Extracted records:
______________________________

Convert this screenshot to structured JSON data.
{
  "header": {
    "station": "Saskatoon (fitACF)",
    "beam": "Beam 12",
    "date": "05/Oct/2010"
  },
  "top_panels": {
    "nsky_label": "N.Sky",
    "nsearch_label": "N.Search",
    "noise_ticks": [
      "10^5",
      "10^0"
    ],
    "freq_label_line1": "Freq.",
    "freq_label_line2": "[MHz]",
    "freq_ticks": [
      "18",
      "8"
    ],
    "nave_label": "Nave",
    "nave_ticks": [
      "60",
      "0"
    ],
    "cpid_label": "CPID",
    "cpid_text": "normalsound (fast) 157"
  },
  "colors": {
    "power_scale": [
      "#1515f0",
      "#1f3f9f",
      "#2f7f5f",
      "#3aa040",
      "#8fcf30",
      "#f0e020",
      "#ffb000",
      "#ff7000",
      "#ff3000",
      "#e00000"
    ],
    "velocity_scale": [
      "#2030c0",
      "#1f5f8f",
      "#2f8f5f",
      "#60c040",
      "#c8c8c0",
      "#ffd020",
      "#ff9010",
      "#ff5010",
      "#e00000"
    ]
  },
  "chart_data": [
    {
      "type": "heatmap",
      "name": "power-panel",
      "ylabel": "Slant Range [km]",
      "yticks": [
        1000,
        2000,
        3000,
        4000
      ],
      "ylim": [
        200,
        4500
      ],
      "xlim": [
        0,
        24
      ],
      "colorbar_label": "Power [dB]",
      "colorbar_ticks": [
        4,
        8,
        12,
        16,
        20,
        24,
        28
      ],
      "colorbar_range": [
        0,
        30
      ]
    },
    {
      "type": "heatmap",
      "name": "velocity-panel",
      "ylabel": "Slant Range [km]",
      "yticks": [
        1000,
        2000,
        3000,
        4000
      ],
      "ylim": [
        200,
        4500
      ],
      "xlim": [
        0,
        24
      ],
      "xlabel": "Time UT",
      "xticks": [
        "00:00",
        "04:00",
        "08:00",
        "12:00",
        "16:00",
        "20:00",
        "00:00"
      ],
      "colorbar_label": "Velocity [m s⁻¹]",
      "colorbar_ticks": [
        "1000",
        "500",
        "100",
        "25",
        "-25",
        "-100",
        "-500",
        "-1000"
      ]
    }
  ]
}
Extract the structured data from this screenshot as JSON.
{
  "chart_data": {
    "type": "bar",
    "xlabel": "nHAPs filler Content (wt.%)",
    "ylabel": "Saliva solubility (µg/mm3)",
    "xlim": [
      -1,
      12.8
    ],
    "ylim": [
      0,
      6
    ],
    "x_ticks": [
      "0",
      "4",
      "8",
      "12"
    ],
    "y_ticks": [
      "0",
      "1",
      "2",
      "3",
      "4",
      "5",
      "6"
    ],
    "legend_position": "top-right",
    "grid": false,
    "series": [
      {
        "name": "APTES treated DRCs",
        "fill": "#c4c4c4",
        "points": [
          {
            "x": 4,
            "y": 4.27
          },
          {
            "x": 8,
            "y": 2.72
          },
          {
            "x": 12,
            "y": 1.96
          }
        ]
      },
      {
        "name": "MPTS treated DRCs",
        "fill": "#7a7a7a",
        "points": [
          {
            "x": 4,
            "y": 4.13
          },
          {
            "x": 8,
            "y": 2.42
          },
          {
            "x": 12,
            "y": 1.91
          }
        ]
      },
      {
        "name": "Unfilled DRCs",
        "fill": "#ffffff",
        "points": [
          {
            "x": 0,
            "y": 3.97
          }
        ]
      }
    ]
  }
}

______________________________

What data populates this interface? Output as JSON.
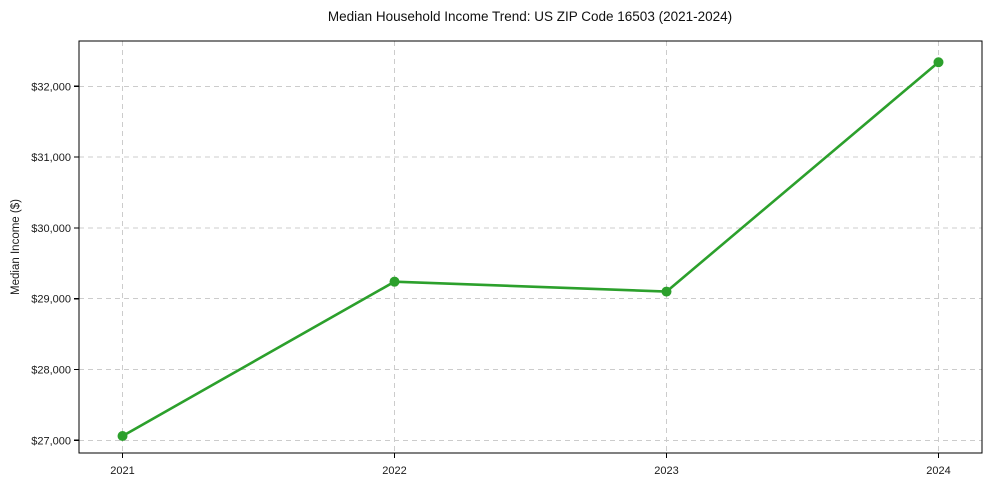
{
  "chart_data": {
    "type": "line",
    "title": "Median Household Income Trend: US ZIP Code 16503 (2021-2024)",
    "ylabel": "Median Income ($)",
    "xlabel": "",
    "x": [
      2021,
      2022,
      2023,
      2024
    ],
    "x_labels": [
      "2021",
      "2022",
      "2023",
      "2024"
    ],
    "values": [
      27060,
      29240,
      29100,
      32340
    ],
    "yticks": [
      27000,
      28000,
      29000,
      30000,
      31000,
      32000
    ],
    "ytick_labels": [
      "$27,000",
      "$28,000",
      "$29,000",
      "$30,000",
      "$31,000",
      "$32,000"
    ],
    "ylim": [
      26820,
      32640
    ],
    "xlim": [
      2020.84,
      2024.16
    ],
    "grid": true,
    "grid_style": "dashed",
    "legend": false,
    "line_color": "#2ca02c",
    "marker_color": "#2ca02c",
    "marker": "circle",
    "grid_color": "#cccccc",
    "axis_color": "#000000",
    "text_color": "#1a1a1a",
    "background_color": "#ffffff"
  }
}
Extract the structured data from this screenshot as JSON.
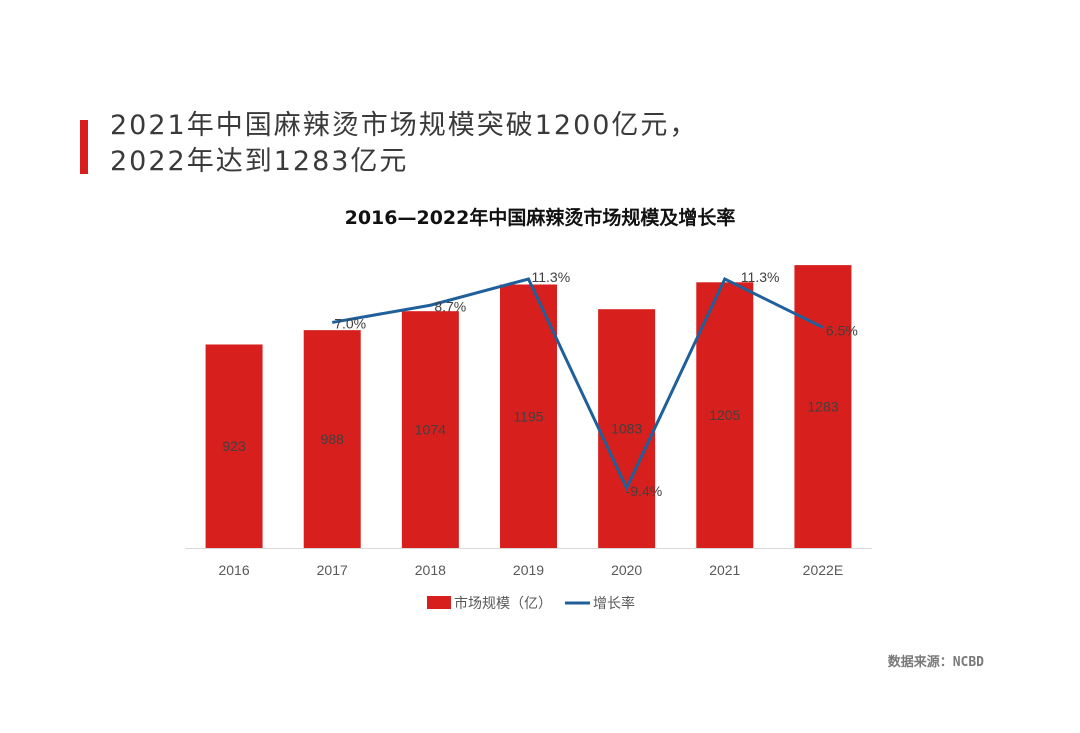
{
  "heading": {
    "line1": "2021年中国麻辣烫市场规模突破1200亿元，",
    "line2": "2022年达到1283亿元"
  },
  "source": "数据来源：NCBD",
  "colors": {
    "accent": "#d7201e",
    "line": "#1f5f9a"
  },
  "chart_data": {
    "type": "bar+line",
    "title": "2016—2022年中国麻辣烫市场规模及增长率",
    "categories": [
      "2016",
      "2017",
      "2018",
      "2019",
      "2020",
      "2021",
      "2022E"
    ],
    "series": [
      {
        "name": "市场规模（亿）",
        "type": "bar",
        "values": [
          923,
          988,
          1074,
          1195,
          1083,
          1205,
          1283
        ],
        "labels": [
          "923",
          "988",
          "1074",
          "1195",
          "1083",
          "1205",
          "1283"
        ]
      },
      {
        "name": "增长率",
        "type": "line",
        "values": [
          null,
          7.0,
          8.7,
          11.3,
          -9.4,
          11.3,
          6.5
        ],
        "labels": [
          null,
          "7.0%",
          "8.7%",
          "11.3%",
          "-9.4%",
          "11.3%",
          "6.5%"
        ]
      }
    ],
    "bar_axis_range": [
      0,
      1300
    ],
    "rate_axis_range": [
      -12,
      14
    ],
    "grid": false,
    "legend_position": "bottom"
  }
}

______________________________

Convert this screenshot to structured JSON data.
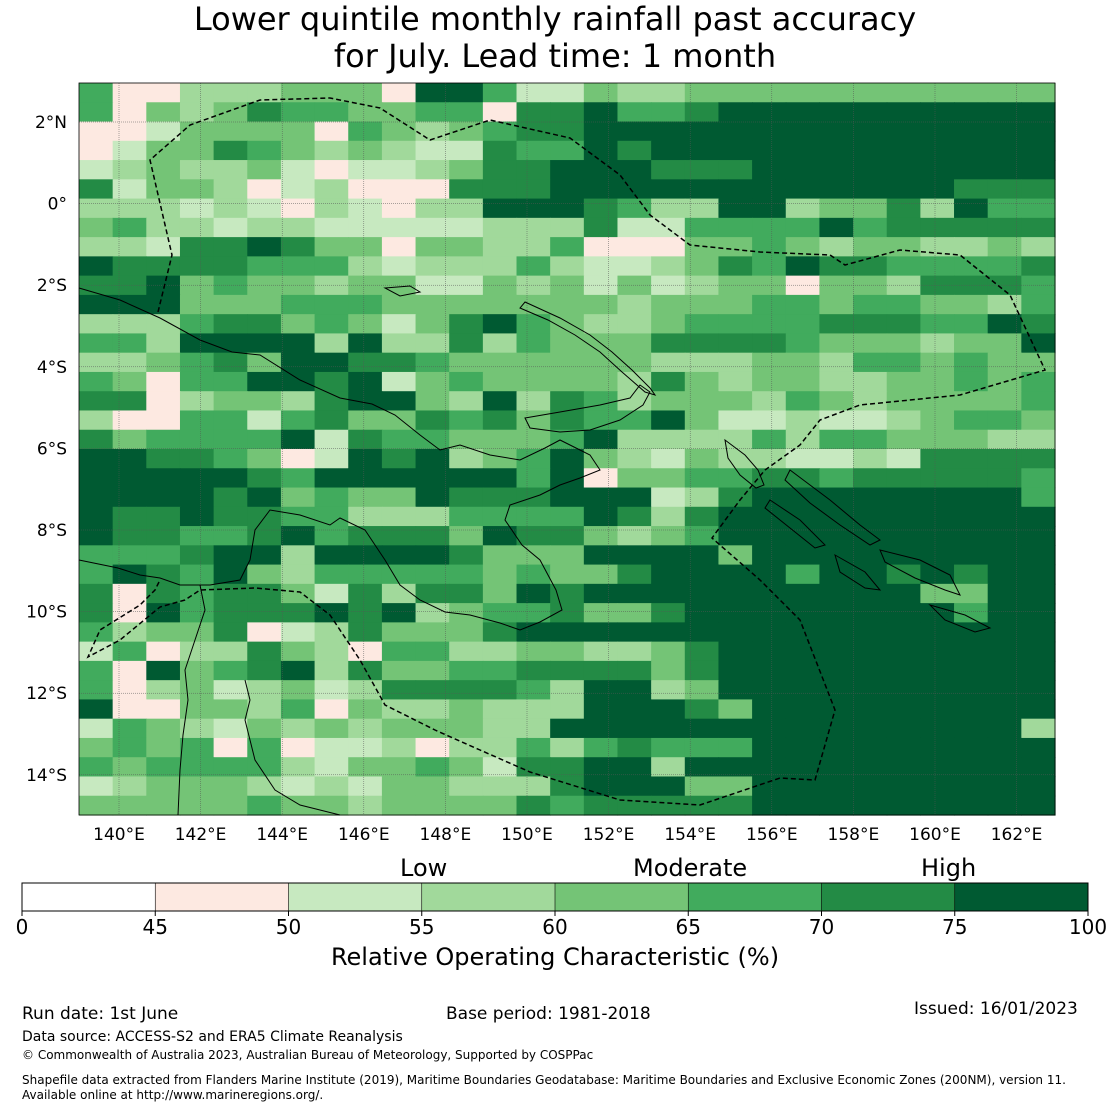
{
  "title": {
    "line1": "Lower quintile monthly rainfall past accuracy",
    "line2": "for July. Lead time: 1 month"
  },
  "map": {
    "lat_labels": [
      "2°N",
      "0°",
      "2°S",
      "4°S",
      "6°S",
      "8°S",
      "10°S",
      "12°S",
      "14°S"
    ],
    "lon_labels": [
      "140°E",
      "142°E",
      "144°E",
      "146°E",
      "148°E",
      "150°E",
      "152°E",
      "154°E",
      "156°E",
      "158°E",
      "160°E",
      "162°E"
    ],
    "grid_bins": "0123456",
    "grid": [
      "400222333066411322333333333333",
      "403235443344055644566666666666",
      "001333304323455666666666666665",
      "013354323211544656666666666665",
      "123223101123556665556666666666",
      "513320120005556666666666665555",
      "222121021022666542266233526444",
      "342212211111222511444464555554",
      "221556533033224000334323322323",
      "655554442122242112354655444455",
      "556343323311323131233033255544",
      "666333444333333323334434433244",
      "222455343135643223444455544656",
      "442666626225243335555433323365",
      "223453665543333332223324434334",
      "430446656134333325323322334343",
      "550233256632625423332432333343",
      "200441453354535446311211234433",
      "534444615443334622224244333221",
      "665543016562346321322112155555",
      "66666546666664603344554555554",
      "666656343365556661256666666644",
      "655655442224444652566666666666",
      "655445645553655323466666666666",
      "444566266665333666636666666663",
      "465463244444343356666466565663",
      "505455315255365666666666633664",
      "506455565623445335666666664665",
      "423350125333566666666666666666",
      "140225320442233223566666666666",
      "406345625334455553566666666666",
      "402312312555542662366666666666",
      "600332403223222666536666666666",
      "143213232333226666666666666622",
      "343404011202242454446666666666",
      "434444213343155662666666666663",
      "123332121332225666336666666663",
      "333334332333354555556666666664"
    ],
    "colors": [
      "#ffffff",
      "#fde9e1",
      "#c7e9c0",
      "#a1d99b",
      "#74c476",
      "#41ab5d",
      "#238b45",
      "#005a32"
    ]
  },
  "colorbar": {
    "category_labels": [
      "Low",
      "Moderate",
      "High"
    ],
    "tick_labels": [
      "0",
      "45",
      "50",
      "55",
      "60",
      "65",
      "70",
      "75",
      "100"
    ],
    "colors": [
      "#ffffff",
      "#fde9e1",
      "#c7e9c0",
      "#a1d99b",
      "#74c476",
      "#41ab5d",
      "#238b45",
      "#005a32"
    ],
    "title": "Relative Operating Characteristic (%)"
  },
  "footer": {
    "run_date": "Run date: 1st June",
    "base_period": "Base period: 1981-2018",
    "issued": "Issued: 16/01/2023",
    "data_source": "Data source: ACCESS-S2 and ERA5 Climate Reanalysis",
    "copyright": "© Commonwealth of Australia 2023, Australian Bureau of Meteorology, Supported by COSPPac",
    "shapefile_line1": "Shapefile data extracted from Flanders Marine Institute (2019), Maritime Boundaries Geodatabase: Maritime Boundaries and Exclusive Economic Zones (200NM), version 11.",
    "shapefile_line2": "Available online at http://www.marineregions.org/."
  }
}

______________________________

Instruction: Show all lines from the data above in which the word "ylabel" appears.

Exercise result:
      "ylabel": "Slant Range [km]",
      "ylabel": "Slant Range [km]",
    "ylabel": "Saliva solubility (µg/mm3)",
    "ylabel": "Median Income ($)",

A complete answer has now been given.